• DIRECTION: Search the material for the word "าทรงยกย" and copy each line that holds it.

• Collected data entries:
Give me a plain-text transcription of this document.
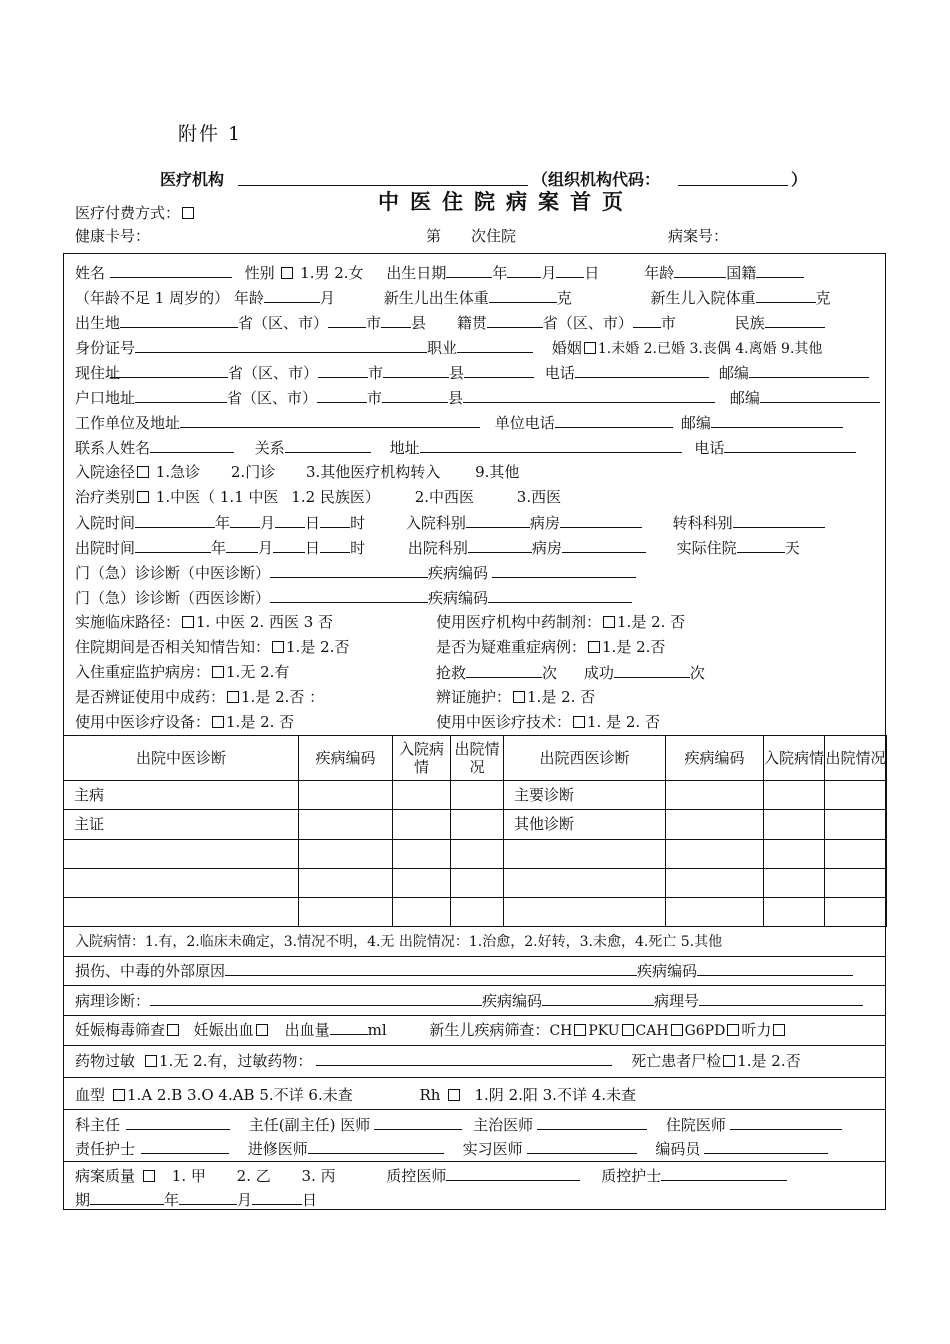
附件 1
医疗机构	（组织机构代码：	）
中医住院病案首页
医疗付费方式：
健康卡号：	第 次住院	病案号：
姓名	性别 1.男 2.女 出生日期	年 月 日	年龄	国籍
（年龄不足 1 周岁的） 年龄	月	新生儿出生体重	克	新生儿入院体重	克
出生地	省（区、市）	市 县 籍贯	省（区、市） 市	民族
身份证号	职业	婚姻 1.未婚 2.已婚 3.丧偶 4.离婚 9.其他
现住址	省（区、市）	市	县	电话	邮编
户口地址	省（区、市）	市	县	邮编
工作单位及地址	单位电话	邮编
联系人姓名	关系	地址	电话
入院途径 1.急诊 2.门诊 3.其他医疗机构转入 9.其他
治疗类别 1.中医（ 1.1 中医 1.2 民族医） 2.中西医	3.西医
入院时间	年 月 日 时	入院科别	病房	转科科别
出院时间	年 月 日 时	出院科别	病房	实际住院	天
门（急）诊诊断（中医诊断）	疾病编码
门（急）诊诊断（西医诊断）	疾病编码
实施临床路径： 1. 中医 2. 西医 3 否	使用医疗机构中药制剂： 1.是 2. 否
住院期间是否相关知情告知： 1.是 2.否	是否为疑难重症病例： 1.是 2.否
入住重症监护病房： 1.无 2.有	抢救	次 成功	次
是否辨证使用中成药： 1.是 2.否 ：	辨证施护： 1.是 2. 否
使用中医诊疗设备： 1.是 2. 否	使用中医诊疗技术： 1. 是 2. 否
出院中医诊断	疾病编码	入院病情	出院情况	出院西医诊断	疾病编码	入院病情	出院情况
主病				主要诊断			
主证				其他诊断			

入院病情：1.有，2.临床未确定，3.情况不明，4.无 出院情况：1.治愈，2.好转，3.未愈，4.死亡 5.其他
损伤、中毒的外部原因	疾病编码
病理诊断：	疾病编码	病理号
妊娠梅毒筛查 妊娠出血 出血量	ml	新生儿疾病筛查：CH PKU CAH G6PD 听力
药物过敏 1.无 2.有，过敏药物：	死亡患者尸检 1.是 2.否
血型 1.A 2.B 3.O 4.AB 5.不详 6.未查	Rh 1.阴 2.阳 3.不详 4.未查
科主任	主任(副主任) 医师	主治医师	住院医师
责任护士	进修医师	实习医师	编码员
病案质量 1. 甲 2. 乙 3. 丙	质控医师	质控护士
期	年	月	日
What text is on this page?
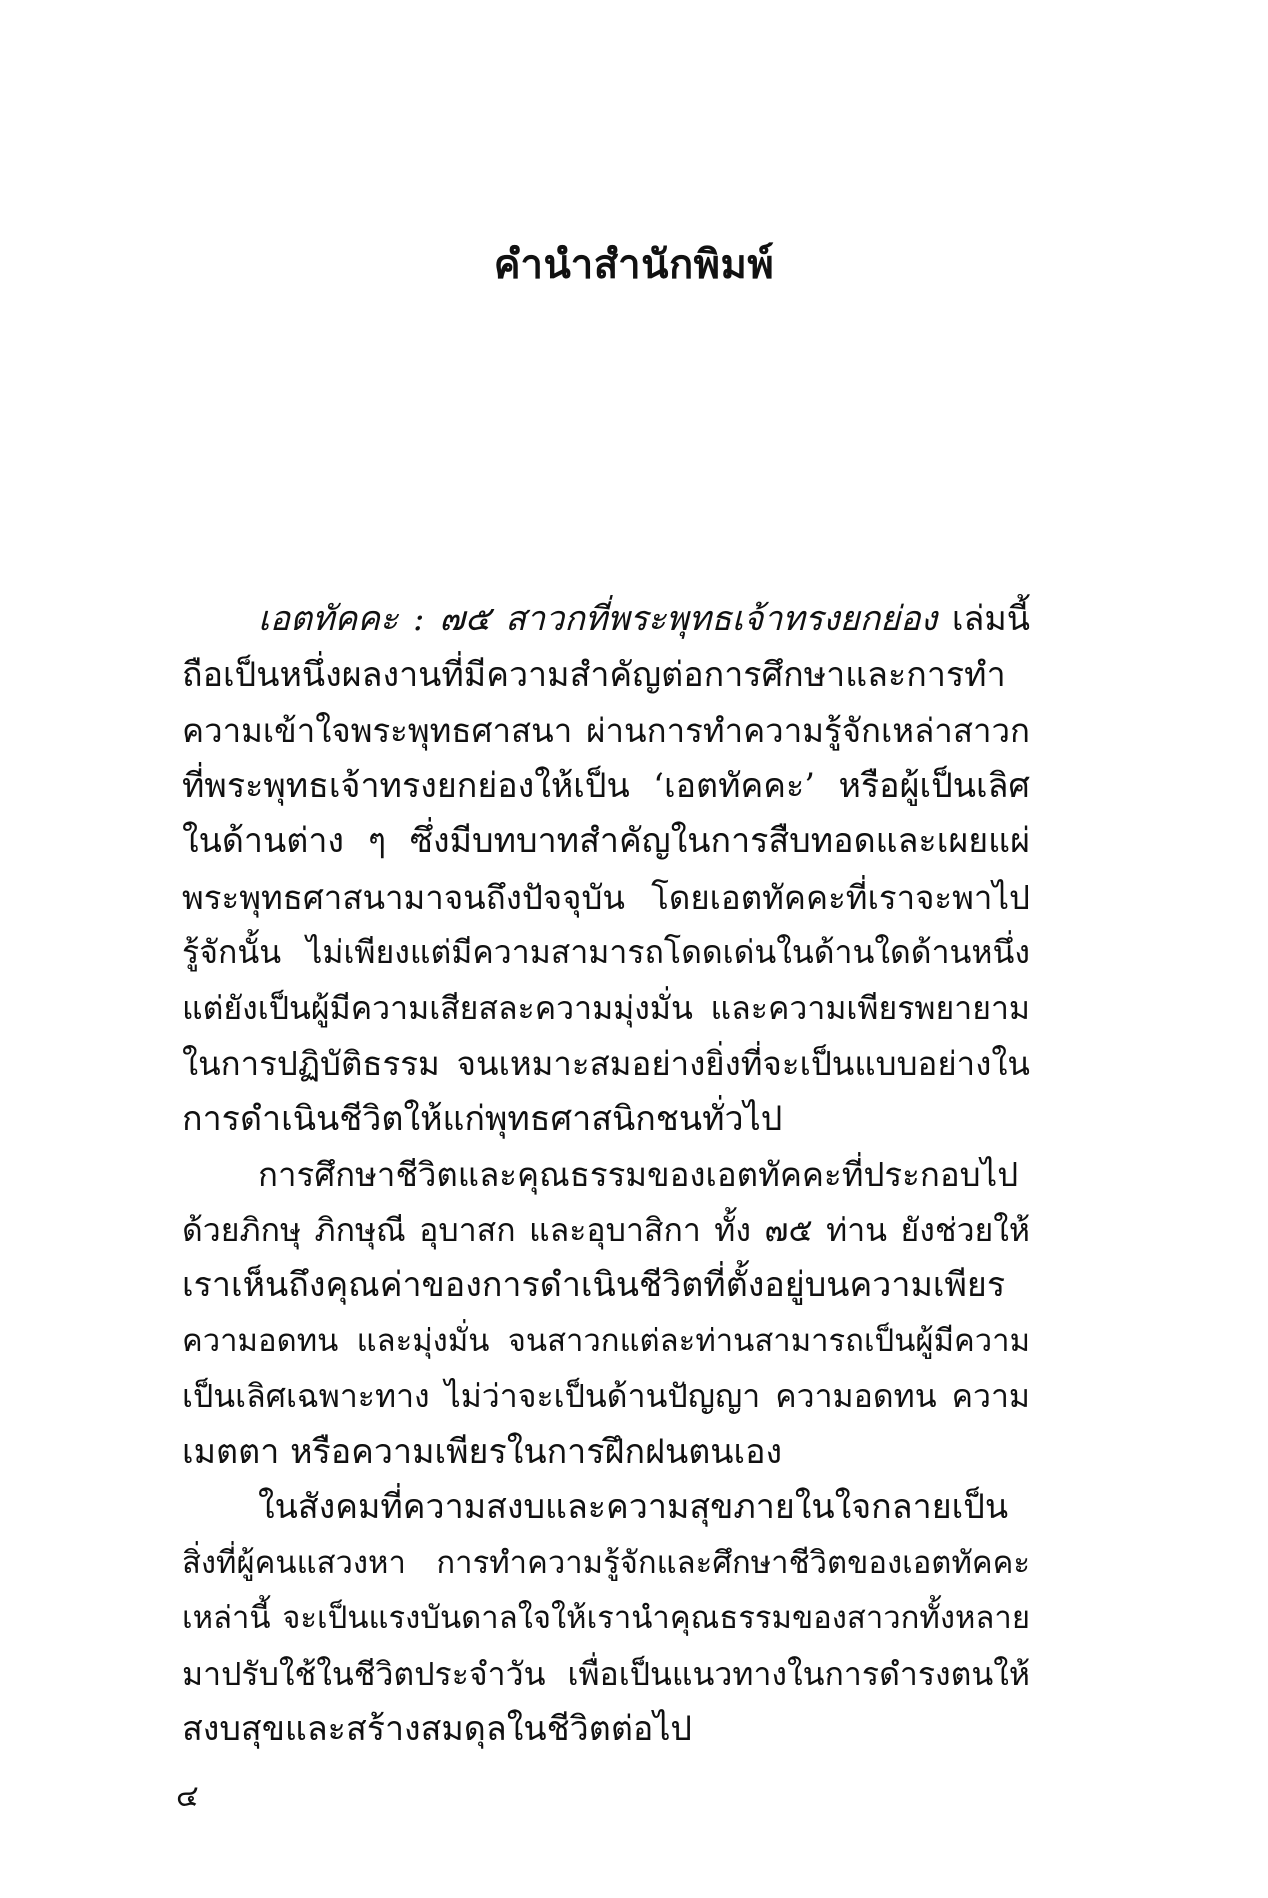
คำนำสำนักพิมพ์
เอตทัคคะ : ๗๕ สาวกที่พระพุทธเจ้าทรงยกย่อง เล่มนี้
ถือเป็นหนึ่งผลงานที่มีความสำคัญต่อการศึกษาและการทำ
ความเข้าใจพระพุทธศาสนา ผ่านการทำความรู้จักเหล่าสาวก
ที่พระพุทธเจ้าทรงยกย่องให้เป็น ‘เอตทัคคะ’ หรือผู้เป็นเลิศ
ในด้านต่าง ๆ ซึ่งมีบทบาทสำคัญในการสืบทอดและเผยแผ่
พระพุทธศาสนามาจนถึงปัจจุบัน โดยเอตทัคคะที่เราจะพาไป
รู้จักนั้น ไม่เพียงแต่มีความสามารถโดดเด่นในด้านใดด้านหนึ่ง
แต่ยังเป็นผู้มีความเสียสละความมุ่งมั่น และความเพียรพยายาม
ในการปฏิบัติธรรม จนเหมาะสมอย่างยิ่งที่จะเป็นแบบอย่างใน
การดำเนินชีวิตให้แก่พุทธศาสนิกชนทั่วไป
การศึกษาชีวิตและคุณธรรมของเอตทัคคะที่ประกอบไป
ด้วยภิกษุ ภิกษุณี อุบาสก และอุบาสิกา ทั้ง ๗๕ ท่าน ยังช่วยให้
เราเห็นถึงคุณค่าของการดำเนินชีวิตที่ตั้งอยู่บนความเพียร
ความอดทน และมุ่งมั่น จนสาวกแต่ละท่านสามารถเป็นผู้มีความ
เป็นเลิศเฉพาะทาง ไม่ว่าจะเป็นด้านปัญญา ความอดทน ความ
เมตตา หรือความเพียรในการฝึกฝนตนเอง
ในสังคมที่ความสงบและความสุขภายในใจกลายเป็น
สิ่งที่ผู้คนแสวงหา การทำความรู้จักและศึกษาชีวิตของเอตทัคคะ
เหล่านี้ จะเป็นแรงบันดาลใจให้เรานำคุณธรรมของสาวกทั้งหลาย
มาปรับใช้ในชีวิตประจำวัน เพื่อเป็นแนวทางในการดำรงตนให้
สงบสุขและสร้างสมดุลในชีวิตต่อไป
๔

• EXERCISE RESPONSE:
เอตทัคคะ : ๗๕ สาวกที่พระพุทธเจ้าทรงยกย่อง เล่มนี้
ที่พระพุทธเจ้าทรงยกย่องให้เป็น ‘เอตทัคคะ’ หรือผู้เป็นเลิศ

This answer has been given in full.